→ **PROBLEM DESCRIPTION**: Pick out each line of the records in which the word "document" appears.

→ **Dataset items**:
^^^^^^^^^^^^^^^^
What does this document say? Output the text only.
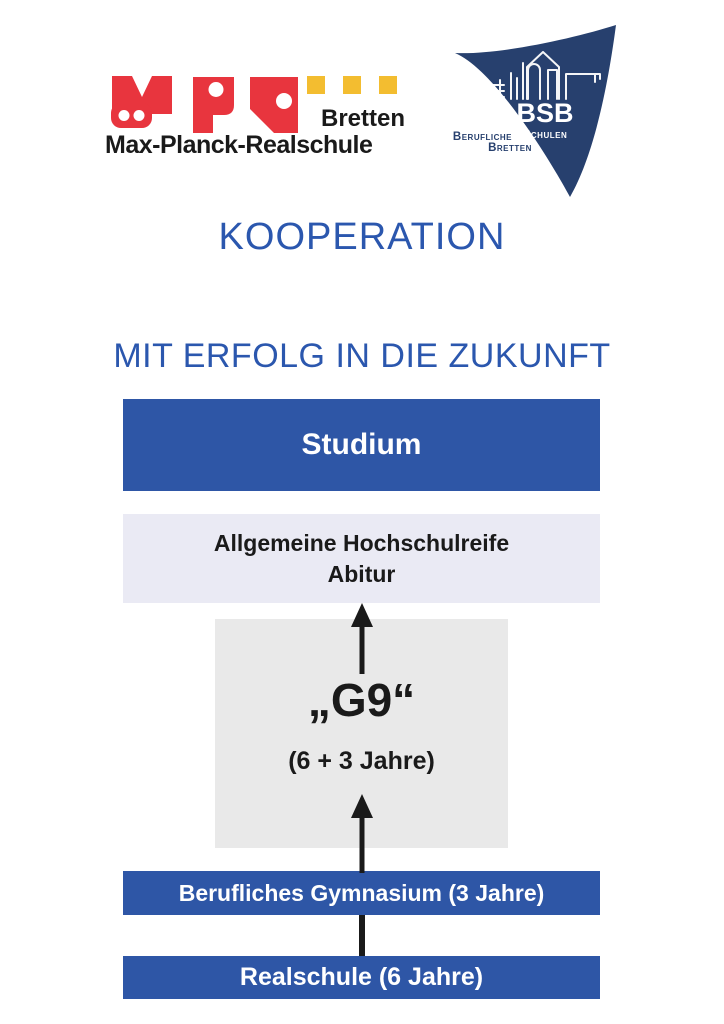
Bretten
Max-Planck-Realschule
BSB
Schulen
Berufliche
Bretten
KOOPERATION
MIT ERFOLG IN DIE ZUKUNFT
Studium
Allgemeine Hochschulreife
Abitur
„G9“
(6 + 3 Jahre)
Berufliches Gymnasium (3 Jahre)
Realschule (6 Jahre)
^^^^^^^^^^^^^^^^
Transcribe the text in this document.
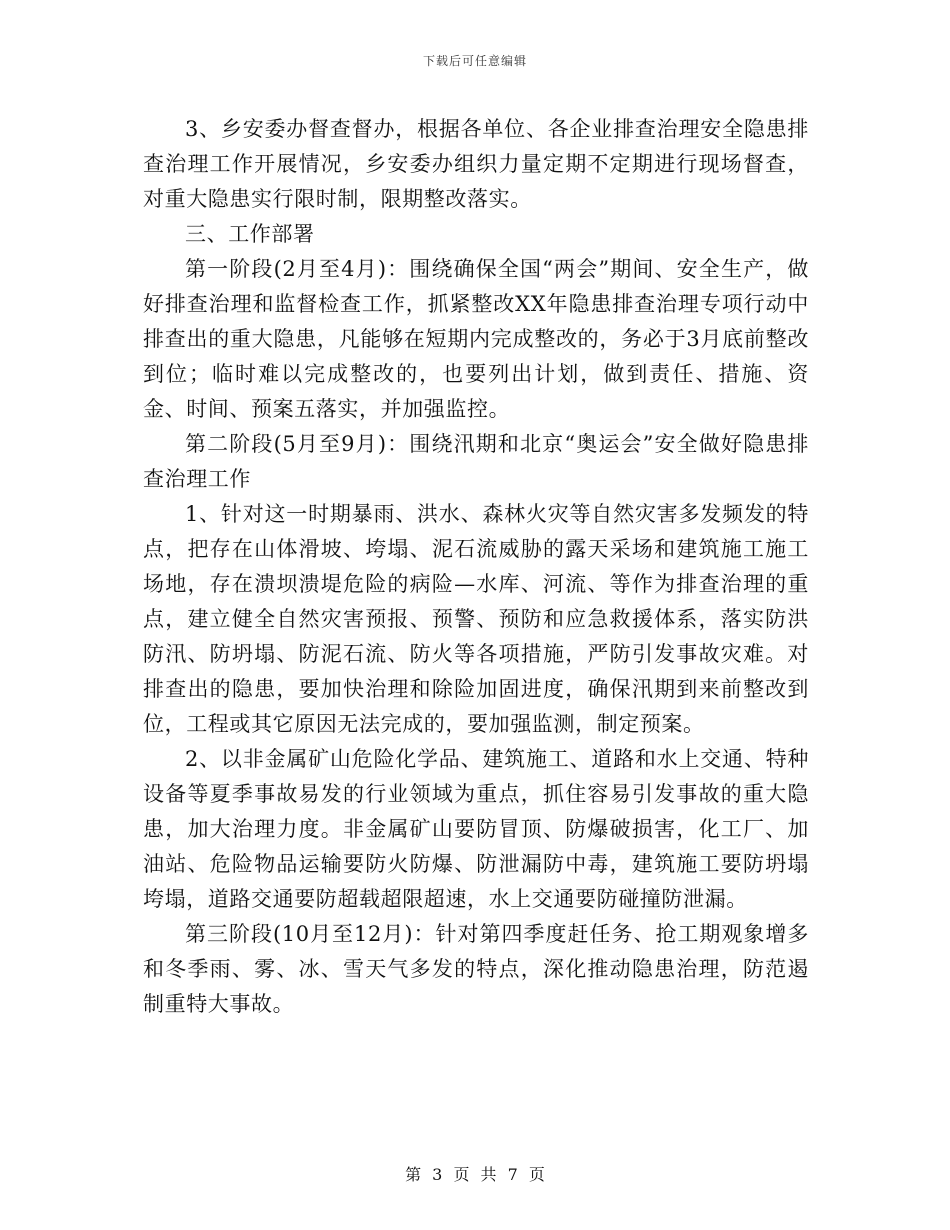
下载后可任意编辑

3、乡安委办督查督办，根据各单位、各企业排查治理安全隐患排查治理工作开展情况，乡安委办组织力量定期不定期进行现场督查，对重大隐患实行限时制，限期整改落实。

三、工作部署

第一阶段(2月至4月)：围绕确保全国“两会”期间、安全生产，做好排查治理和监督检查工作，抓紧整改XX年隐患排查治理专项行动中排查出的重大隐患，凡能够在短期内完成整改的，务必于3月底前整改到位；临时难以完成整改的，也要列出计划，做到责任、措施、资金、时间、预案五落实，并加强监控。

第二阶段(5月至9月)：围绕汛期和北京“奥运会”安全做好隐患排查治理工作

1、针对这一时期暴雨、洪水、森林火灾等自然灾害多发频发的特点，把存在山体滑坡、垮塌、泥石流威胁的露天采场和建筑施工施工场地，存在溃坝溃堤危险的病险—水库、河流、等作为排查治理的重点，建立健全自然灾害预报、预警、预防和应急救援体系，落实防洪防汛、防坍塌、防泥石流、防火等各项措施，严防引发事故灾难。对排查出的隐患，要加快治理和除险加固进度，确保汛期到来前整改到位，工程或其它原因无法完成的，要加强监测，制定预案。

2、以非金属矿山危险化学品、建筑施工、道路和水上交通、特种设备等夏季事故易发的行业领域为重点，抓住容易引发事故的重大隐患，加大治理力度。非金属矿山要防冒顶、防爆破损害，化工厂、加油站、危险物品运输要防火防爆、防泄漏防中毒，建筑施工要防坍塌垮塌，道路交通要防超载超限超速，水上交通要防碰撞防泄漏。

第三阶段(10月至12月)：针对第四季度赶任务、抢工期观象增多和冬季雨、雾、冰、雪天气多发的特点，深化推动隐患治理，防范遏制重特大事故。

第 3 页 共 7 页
^^^^^^^^^^^^^^^^
→ **OUTPUT FOR THIS EXERCISE**:
What does this document say? Output the text only.
Transcribe the text in this document.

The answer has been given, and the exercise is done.